__Problem__
Copy out every line of the data below that contains the string "Parts".

__Exercise inputs__

○ ○ ○ ○

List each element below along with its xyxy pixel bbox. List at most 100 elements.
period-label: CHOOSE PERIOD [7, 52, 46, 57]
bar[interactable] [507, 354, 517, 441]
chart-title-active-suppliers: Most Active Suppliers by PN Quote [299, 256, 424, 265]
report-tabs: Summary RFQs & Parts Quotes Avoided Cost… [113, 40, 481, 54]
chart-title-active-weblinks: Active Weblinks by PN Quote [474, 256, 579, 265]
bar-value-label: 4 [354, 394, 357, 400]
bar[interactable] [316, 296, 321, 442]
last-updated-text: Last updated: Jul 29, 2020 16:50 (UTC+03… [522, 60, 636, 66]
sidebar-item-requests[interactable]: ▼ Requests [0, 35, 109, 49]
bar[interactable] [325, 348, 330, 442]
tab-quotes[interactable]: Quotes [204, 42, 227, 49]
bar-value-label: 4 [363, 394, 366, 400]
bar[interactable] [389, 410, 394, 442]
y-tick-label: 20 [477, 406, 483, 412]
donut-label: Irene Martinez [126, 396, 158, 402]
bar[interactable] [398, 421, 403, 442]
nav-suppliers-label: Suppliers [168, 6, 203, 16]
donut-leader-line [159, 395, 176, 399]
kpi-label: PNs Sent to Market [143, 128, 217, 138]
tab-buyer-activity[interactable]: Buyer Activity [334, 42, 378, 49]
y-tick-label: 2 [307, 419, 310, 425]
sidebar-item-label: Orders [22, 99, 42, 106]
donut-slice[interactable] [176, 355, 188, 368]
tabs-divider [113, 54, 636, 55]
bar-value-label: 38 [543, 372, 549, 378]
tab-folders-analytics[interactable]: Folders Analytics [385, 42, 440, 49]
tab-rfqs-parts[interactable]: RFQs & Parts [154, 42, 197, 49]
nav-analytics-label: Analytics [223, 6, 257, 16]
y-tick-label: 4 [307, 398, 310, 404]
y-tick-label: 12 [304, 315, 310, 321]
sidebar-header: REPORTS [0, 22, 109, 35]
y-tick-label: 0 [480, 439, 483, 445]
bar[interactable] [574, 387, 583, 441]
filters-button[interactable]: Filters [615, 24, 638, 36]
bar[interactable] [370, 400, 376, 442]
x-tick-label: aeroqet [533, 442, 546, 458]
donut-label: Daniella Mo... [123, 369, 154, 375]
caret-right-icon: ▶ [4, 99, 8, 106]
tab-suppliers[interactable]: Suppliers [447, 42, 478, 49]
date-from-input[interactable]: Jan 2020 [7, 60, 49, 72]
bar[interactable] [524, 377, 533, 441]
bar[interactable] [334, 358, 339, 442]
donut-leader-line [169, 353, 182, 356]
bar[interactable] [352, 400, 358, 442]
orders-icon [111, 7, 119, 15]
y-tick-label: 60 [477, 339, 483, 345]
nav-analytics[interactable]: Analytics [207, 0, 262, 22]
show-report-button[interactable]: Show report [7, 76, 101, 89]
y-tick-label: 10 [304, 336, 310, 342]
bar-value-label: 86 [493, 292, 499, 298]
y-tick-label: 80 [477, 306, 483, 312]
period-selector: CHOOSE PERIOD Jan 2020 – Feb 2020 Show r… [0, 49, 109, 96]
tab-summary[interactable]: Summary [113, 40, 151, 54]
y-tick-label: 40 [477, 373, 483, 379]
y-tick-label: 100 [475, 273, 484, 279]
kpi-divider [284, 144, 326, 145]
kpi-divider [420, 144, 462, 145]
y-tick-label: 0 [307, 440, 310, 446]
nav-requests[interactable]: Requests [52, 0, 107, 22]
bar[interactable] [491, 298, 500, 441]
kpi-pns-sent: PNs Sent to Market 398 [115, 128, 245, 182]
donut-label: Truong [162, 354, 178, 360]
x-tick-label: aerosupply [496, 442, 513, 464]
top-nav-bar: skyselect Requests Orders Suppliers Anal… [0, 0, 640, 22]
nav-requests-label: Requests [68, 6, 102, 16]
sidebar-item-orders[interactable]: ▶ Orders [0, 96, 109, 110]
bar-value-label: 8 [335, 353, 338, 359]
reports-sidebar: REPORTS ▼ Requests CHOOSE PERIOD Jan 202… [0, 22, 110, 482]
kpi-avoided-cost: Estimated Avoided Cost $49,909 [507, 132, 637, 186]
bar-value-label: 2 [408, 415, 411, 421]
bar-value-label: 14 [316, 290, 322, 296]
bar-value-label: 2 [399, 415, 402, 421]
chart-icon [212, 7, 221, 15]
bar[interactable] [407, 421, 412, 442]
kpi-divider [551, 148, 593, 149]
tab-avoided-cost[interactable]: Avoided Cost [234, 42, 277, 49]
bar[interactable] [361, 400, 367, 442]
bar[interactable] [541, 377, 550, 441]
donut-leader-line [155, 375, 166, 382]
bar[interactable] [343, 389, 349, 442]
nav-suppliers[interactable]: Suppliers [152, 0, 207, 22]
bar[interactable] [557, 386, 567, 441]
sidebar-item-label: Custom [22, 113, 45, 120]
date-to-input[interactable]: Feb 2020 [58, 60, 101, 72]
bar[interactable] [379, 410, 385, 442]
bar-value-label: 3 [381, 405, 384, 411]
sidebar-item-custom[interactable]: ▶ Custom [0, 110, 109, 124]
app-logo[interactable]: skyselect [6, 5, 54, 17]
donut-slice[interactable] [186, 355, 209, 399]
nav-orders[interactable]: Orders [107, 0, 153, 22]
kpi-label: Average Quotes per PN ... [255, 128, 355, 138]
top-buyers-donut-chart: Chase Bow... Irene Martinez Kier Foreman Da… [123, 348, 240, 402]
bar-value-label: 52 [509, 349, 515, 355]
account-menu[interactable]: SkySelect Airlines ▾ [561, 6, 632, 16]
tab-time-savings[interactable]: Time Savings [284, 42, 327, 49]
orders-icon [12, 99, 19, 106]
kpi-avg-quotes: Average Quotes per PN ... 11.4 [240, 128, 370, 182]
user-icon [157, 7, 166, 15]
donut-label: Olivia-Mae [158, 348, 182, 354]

○ ○ ○ ○

__Response to the task__
report-tabs: Summary RFQs & Parts Quotes Avoided Cost… [113, 40, 481, 54]
tab-rfqs-parts[interactable]: RFQs & Parts [154, 42, 197, 49]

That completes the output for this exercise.